— BEGIN —
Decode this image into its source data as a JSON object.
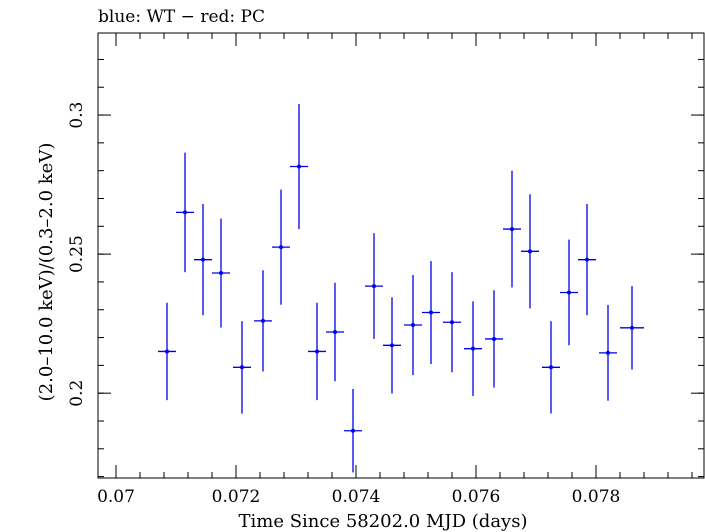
{
  "chart_data": {
    "type": "scatter",
    "title": "blue: WT − red: PC",
    "xlabel": "Time Since 58202.0 MJD (days)",
    "ylabel": "(2.0–10.0 keV)/(0.3–2.0 keV)",
    "xlim": [
      0.0697,
      0.0798
    ],
    "ylim": [
      0.1695,
      0.3295
    ],
    "xticks": [
      0.07,
      0.072,
      0.074,
      0.076,
      0.078
    ],
    "xtick_labels": [
      "0.07",
      "0.072",
      "0.074",
      "0.076",
      "0.078"
    ],
    "yticks": [
      0.2,
      0.25,
      0.3
    ],
    "ytick_labels": [
      "0.2",
      "0.25",
      "0.3"
    ],
    "grid": false,
    "color": "#0000ee",
    "series": [
      {
        "x_err": 0.00015,
        "points": [
          {
            "x": 0.07085,
            "y": 0.215,
            "yerr": 0.0175
          },
          {
            "x": 0.07115,
            "y": 0.265,
            "yerr": 0.0215
          },
          {
            "x": 0.07145,
            "y": 0.248,
            "yerr": 0.02
          },
          {
            "x": 0.07175,
            "y": 0.2432,
            "yerr": 0.0196
          },
          {
            "x": 0.0721,
            "y": 0.2093,
            "yerr": 0.0166
          },
          {
            "x": 0.07245,
            "y": 0.226,
            "yerr": 0.0182
          },
          {
            "x": 0.07275,
            "y": 0.2525,
            "yerr": 0.0207
          },
          {
            "x": 0.07305,
            "y": 0.2815,
            "yerr": 0.0225
          },
          {
            "x": 0.07335,
            "y": 0.215,
            "yerr": 0.0175
          },
          {
            "x": 0.07365,
            "y": 0.222,
            "yerr": 0.0177
          },
          {
            "x": 0.07395,
            "y": 0.1865,
            "yerr": 0.015
          },
          {
            "x": 0.0743,
            "y": 0.2385,
            "yerr": 0.019
          },
          {
            "x": 0.0746,
            "y": 0.2172,
            "yerr": 0.0173
          },
          {
            "x": 0.07495,
            "y": 0.2245,
            "yerr": 0.018
          },
          {
            "x": 0.07525,
            "y": 0.229,
            "yerr": 0.0185
          },
          {
            "x": 0.0756,
            "y": 0.2255,
            "yerr": 0.018
          },
          {
            "x": 0.07595,
            "y": 0.216,
            "yerr": 0.017
          },
          {
            "x": 0.0763,
            "y": 0.2195,
            "yerr": 0.0175
          },
          {
            "x": 0.0766,
            "y": 0.259,
            "yerr": 0.021
          },
          {
            "x": 0.0769,
            "y": 0.251,
            "yerr": 0.0205
          },
          {
            "x": 0.07725,
            "y": 0.2093,
            "yerr": 0.0166
          },
          {
            "x": 0.07755,
            "y": 0.2362,
            "yerr": 0.019
          },
          {
            "x": 0.07785,
            "y": 0.248,
            "yerr": 0.02
          },
          {
            "x": 0.0782,
            "y": 0.2145,
            "yerr": 0.0172
          },
          {
            "x": 0.0786,
            "y": 0.2235,
            "yerr": 0.015,
            "xerr": 0.0002
          }
        ]
      }
    ]
  }
}
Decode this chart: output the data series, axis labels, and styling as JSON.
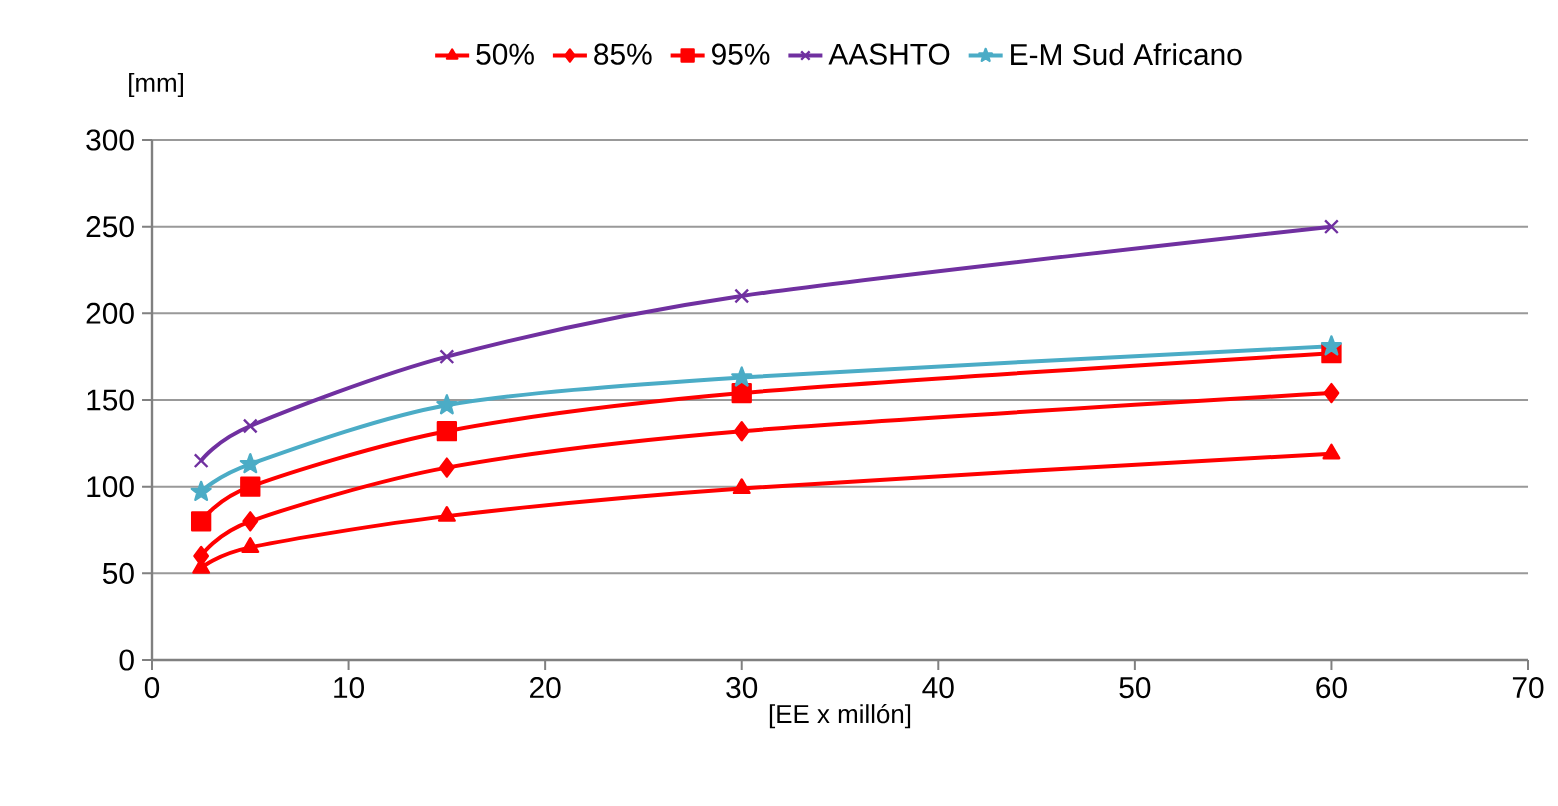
{
  "chart_data": {
    "type": "line",
    "xlabel": "[EE x millón]",
    "ylabel": "[mm]",
    "x": [
      2.5,
      5,
      15,
      30,
      60
    ],
    "series": [
      {
        "name": "50%",
        "color": "#ff0000",
        "marker": "triangle",
        "values": [
          53,
          65,
          83,
          99,
          119
        ]
      },
      {
        "name": "85%",
        "color": "#ff0000",
        "marker": "diamond",
        "values": [
          60,
          80,
          111,
          132,
          154
        ]
      },
      {
        "name": "95%",
        "color": "#ff0000",
        "marker": "square",
        "values": [
          80,
          100,
          132,
          154,
          177
        ]
      },
      {
        "name": "AASHTO",
        "color": "#7030a0",
        "marker": "cross",
        "values": [
          115,
          135,
          175,
          210,
          250
        ]
      },
      {
        "name": "E-M Sud Africano",
        "color": "#4bacc6",
        "marker": "star",
        "values": [
          97,
          113,
          147,
          163,
          181
        ]
      }
    ],
    "xlim": [
      0,
      70
    ],
    "xticks": [
      0,
      10,
      20,
      30,
      40,
      50,
      60,
      70
    ],
    "ylim": [
      0,
      300
    ],
    "yticks": [
      0,
      50,
      100,
      150,
      200,
      250,
      300
    ],
    "grid": "y",
    "legend": "top",
    "line_style": "solid"
  }
}
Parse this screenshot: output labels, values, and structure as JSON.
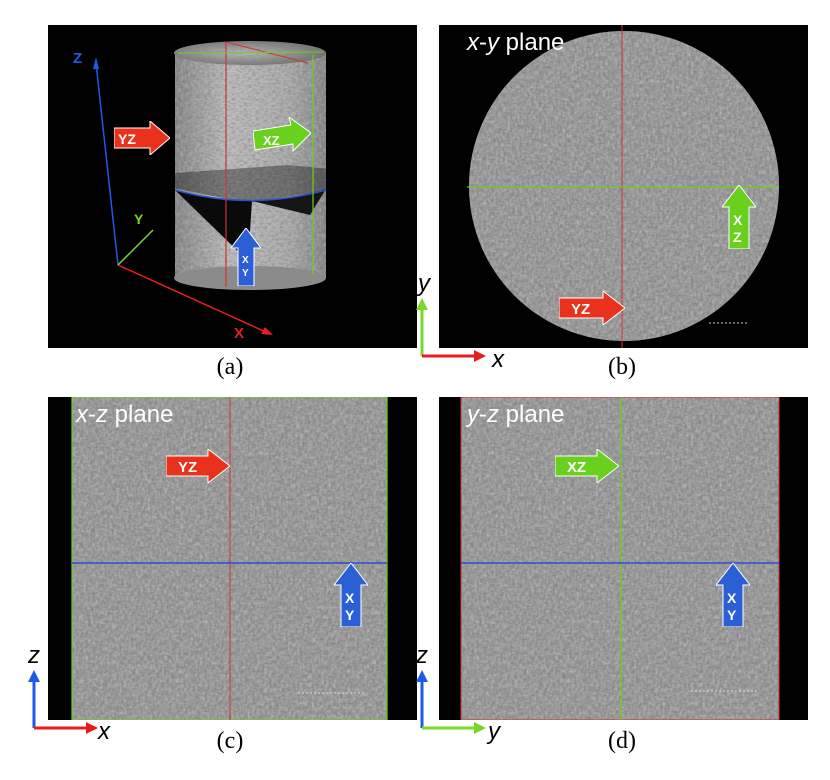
— END —
▸ Direction:
Every line of text is to be repeated exactly; pictures are left out.

▸ Solved problem:
Decode this image into its source data as a JSON object.
{
  "chart_data": {
    "type": "scatter",
    "title": "blue: WT − red: PC",
    "xlabel": "Time Since 58202.0 MJD (days)",
    "ylabel": "(2.0–10.0 keV)/(0.3–2.0 keV)",
    "xlim": [
      0.0697,
      0.0798
    ],
    "ylim": [
      0.1695,
      0.3295
    ],
    "xticks": [
      0.07,
      0.072,
      0.074,
      0.076,
      0.078
    ],
    "xtick_labels": [
      "0.07",
      "0.072",
      "0.074",
      "0.076",
      "0.078"
    ],
    "yticks": [
      0.2,
      0.25,
      0.3
    ],
    "ytick_labels": [
      "0.2",
      "0.25",
      "0.3"
    ],
    "grid": false,
    "color": "#0000ee",
    "series": [
      {
        "x_err": 0.00015,
        "points": [
          {
            "x": 0.07085,
            "y": 0.215,
            "yerr": 0.0175
          },
          {
            "x": 0.07115,
            "y": 0.265,
            "yerr": 0.0215
          },
          {
            "x": 0.07145,
            "y": 0.248,
            "yerr": 0.02
          },
          {
            "x": 0.07175,
            "y": 0.2432,
            "yerr": 0.0196
          },
          {
            "x": 0.0721,
            "y": 0.2093,
            "yerr": 0.0166
          },
          {
            "x": 0.07245,
            "y": 0.226,
            "yerr": 0.0182
          },
          {
            "x": 0.07275,
            "y": 0.2525,
            "yerr": 0.0207
          },
          {
            "x": 0.07305,
            "y": 0.2815,
            "yerr": 0.0225
          },
          {
            "x": 0.07335,
            "y": 0.215,
            "yerr": 0.0175
          },
          {
            "x": 0.07365,
            "y": 0.222,
            "yerr": 0.0177
          },
          {
            "x": 0.07395,
            "y": 0.1865,
            "yerr": 0.015
          },
          {
            "x": 0.0743,
            "y": 0.2385,
            "yerr": 0.019
          },
          {
            "x": 0.0746,
            "y": 0.2172,
            "yerr": 0.0173
          },
          {
            "x": 0.07495,
            "y": 0.2245,
            "yerr": 0.018
          },
          {
            "x": 0.07525,
            "y": 0.229,
            "yerr": 0.0185
          },
          {
            "x": 0.0756,
            "y": 0.2255,
            "yerr": 0.018
          },
          {
            "x": 0.07595,
            "y": 0.216,
            "yerr": 0.017
          },
          {
            "x": 0.0763,
            "y": 0.2195,
            "yerr": 0.0175
          },
          {
            "x": 0.0766,
            "y": 0.259,
            "yerr": 0.021
          },
          {
            "x": 0.0769,
            "y": 0.251,
            "yerr": 0.0205
          },
          {
            "x": 0.07725,
            "y": 0.2093,
            "yerr": 0.0166
          },
          {
            "x": 0.07755,
            "y": 0.2362,
            "yerr": 0.019
          },
          {
            "x": 0.07785,
            "y": 0.248,
            "yerr": 0.02
          },
          {
            "x": 0.0782,
            "y": 0.2145,
            "yerr": 0.0172
          },
          {
            "x": 0.0786,
            "y": 0.2235,
            "yerr": 0.015,
            "xerr": 0.0002
          }
        ]
      }
    ]
  }
}
Decode this chart: output the data series, axis labels, and styling as JSON.
{
  "chart_data": {
    "type": "line",
    "xlabel": "[EE x millón]",
    "ylabel": "[mm]",
    "x": [
      2.5,
      5,
      15,
      30,
      60
    ],
    "series": [
      {
        "name": "50%",
        "color": "#ff0000",
        "marker": "triangle",
        "values": [
          53,
          65,
          83,
          99,
          119
        ]
      },
      {
        "name": "85%",
        "color": "#ff0000",
        "marker": "diamond",
        "values": [
          60,
          80,
          111,
          132,
          154
        ]
      },
      {
        "name": "95%",
        "color": "#ff0000",
        "marker": "square",
        "values": [
          80,
          100,
          132,
          154,
          177
        ]
      },
      {
        "name": "AASHTO",
        "color": "#7030a0",
        "marker": "cross",
        "values": [
          115,
          135,
          175,
          210,
          250
        ]
      },
      {
        "name": "E-M Sud Africano",
        "color": "#4bacc6",
        "marker": "star",
        "values": [
          97,
          113,
          147,
          163,
          181
        ]
      }
    ],
    "xlim": [
      0,
      70
    ],
    "xticks": [
      0,
      10,
      20,
      30,
      40,
      50,
      60,
      70
    ],
    "ylim": [
      0,
      300
    ],
    "yticks": [
      0,
      50,
      100,
      150,
      200,
      250,
      300
    ],
    "grid": "y",
    "legend": "top",
    "line_style": "solid"
  }
}
Parse this screenshot: output labels, values, and structure as JSON.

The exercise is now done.